Scan the listing below and copy every line holding "населения".

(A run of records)
-=-=-

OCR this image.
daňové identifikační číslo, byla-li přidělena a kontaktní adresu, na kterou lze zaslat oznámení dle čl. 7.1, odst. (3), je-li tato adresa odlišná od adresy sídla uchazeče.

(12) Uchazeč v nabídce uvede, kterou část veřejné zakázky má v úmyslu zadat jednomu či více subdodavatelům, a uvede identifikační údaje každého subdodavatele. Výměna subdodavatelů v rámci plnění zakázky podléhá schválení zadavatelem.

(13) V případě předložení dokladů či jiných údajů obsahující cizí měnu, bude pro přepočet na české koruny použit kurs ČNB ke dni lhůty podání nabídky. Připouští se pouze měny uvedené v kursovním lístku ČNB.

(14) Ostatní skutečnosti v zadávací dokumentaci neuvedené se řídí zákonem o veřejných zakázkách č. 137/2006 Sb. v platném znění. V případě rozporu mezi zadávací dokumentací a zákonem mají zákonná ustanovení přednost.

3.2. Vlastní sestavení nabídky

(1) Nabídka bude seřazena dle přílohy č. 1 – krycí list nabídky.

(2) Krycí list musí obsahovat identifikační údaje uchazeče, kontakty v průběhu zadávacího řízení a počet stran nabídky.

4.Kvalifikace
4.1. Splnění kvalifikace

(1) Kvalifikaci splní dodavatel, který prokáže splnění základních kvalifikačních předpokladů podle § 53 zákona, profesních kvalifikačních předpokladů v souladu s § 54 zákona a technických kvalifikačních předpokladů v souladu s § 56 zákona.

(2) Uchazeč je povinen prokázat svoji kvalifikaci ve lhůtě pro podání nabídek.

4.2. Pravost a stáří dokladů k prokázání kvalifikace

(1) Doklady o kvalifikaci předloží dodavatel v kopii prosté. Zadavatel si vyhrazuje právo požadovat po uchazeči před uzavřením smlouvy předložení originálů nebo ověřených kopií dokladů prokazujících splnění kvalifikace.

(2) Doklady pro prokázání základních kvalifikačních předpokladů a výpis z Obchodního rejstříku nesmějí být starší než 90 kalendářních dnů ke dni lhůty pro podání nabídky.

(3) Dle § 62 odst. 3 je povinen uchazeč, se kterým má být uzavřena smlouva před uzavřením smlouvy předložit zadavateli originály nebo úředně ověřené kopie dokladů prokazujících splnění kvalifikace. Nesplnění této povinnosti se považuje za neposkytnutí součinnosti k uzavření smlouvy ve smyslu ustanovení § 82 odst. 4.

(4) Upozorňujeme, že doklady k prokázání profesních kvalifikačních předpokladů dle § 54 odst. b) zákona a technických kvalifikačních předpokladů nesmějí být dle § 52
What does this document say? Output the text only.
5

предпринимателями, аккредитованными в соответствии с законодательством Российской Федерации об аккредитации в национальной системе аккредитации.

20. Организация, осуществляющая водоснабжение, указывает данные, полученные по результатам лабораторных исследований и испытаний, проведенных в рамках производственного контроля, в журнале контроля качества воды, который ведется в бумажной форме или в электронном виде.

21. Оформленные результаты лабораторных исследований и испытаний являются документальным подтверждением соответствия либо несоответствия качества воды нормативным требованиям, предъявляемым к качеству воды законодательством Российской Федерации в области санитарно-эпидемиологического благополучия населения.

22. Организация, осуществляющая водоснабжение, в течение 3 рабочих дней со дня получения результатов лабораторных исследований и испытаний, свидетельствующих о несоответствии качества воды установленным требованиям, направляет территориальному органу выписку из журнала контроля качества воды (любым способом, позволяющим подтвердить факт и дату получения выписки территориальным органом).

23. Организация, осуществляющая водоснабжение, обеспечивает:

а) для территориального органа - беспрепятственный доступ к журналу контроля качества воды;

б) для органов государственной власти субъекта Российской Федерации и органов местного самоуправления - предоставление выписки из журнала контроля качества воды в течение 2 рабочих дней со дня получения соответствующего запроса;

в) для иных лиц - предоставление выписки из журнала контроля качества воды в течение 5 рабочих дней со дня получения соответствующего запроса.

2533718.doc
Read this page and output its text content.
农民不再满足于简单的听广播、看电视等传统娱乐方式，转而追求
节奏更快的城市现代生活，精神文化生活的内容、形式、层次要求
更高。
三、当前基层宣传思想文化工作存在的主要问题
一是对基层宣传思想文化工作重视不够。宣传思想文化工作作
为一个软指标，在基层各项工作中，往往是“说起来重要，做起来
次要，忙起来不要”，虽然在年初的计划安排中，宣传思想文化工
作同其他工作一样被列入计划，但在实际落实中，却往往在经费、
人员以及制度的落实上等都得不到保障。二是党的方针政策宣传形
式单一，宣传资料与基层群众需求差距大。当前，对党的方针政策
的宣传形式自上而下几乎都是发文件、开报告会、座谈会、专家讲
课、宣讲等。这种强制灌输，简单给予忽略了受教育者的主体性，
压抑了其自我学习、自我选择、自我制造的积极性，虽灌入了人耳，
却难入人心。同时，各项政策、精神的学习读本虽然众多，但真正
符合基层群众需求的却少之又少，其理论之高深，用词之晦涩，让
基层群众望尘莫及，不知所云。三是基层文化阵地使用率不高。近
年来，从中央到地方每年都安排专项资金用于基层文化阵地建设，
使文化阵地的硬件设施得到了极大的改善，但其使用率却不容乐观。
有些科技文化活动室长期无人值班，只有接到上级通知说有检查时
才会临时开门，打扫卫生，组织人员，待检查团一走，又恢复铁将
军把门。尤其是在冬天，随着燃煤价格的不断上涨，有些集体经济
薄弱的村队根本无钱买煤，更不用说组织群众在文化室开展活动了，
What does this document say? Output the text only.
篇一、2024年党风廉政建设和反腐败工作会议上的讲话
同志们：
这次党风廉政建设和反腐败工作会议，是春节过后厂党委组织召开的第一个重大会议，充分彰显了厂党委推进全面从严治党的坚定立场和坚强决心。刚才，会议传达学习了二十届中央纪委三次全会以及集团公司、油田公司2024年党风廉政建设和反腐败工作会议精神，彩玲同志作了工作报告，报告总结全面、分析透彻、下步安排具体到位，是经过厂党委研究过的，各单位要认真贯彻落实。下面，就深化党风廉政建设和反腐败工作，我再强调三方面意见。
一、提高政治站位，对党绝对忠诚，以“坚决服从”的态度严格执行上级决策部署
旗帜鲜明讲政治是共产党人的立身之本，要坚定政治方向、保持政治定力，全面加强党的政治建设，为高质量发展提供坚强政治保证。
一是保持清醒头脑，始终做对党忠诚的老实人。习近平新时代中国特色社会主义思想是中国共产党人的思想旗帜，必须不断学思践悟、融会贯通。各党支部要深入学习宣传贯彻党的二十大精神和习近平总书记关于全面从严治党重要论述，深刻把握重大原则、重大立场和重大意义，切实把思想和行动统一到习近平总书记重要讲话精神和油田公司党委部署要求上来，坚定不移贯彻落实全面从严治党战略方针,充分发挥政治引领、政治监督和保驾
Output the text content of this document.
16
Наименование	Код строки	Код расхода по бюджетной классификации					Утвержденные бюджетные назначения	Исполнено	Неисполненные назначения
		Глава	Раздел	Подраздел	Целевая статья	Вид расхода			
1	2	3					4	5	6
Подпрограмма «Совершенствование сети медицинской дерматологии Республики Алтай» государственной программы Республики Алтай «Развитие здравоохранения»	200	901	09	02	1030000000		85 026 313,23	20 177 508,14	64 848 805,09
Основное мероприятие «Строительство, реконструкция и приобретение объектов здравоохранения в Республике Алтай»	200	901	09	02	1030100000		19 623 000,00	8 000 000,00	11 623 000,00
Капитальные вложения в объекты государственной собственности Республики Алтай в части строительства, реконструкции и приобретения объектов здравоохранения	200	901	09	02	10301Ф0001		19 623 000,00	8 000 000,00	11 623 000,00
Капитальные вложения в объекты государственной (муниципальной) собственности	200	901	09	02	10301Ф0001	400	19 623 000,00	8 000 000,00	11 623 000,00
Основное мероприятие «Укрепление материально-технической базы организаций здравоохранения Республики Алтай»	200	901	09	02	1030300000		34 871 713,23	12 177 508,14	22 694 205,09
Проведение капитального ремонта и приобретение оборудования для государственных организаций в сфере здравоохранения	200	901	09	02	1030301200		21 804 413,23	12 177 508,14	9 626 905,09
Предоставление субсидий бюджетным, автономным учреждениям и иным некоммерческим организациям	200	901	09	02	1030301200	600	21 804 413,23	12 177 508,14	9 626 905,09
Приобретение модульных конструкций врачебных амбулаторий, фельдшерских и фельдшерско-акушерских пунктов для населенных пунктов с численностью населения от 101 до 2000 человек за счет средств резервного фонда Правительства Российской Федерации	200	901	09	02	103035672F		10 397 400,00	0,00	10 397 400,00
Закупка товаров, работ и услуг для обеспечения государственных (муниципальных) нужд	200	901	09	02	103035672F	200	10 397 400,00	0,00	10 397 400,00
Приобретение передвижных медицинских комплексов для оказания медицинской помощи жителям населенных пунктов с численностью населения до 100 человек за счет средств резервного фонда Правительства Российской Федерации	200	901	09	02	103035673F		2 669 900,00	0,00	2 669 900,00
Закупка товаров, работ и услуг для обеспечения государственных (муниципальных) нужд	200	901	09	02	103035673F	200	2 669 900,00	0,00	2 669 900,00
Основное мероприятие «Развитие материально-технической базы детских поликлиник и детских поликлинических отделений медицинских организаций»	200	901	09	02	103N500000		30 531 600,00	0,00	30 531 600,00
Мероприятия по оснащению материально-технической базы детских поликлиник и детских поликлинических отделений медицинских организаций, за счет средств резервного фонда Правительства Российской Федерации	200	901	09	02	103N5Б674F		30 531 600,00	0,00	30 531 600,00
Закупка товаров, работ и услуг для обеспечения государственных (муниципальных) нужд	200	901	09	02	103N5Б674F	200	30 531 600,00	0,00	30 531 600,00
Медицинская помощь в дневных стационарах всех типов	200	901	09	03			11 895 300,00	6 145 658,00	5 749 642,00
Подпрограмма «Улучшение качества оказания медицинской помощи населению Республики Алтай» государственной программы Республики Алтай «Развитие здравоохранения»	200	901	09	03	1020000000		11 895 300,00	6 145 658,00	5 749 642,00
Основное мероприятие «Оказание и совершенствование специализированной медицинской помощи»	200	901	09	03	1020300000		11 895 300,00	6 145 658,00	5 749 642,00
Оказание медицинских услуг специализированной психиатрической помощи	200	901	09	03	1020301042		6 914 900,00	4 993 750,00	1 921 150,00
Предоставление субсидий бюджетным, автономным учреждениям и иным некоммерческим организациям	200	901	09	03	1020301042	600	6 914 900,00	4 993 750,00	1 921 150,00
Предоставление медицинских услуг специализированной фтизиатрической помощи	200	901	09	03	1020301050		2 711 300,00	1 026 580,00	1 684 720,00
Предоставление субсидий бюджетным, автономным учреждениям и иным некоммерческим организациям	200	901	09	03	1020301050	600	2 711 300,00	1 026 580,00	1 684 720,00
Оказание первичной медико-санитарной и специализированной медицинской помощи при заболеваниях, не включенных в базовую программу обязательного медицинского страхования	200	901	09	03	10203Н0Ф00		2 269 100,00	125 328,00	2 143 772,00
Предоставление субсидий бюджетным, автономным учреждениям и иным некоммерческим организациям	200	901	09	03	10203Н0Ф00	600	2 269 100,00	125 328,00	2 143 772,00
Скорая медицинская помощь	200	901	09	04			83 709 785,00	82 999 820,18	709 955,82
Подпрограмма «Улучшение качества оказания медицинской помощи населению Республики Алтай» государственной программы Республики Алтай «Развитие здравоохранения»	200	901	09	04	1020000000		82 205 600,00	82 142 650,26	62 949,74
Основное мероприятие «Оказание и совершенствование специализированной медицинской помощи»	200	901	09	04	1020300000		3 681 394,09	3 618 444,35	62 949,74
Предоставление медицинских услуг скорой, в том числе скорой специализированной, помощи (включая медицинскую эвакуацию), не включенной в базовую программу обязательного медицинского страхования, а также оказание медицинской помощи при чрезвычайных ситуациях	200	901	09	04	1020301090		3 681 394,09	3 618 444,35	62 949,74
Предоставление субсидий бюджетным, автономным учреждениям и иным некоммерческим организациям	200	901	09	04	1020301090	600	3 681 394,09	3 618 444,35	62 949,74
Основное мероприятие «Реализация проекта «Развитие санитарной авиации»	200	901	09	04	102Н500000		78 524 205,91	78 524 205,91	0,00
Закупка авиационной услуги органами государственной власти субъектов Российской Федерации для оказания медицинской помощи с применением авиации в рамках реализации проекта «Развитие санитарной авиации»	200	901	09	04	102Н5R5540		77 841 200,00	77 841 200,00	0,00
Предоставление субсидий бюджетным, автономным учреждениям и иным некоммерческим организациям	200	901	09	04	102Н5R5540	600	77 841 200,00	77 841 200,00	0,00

-=-=-

◆ WRITTEN SOLUTION:
21. Оформленные результаты лабораторных исследований и испытаний являются документальным подтверждением соответствия либо несоответствия качества воды нормативным требованиям, предъявляемым к качеству воды законодательством Российской Федерации в области санитарно-эпидемиологического благополучия населения.
Приобретение модульных конструкций врачебных амбулаторий, фельдшерских и фельдшерско-акушерских пунктов для населенных пунктов с численностью населения от 101 до 2000 человек за счет средств резервного фонда Правительства Российской Федерации	200	901	09	02	103035672F		10 397 400,00	0,00	10 397 400,00
Приобретение передвижных медицинских комплексов для оказания медицинской помощи жителям населенных пунктов с численностью населения до 100 человек за счет средств резервного фонда Правительства Российской Федерации	200	901	09	02	103035673F		2 669 900,00	0,00	2 669 900,00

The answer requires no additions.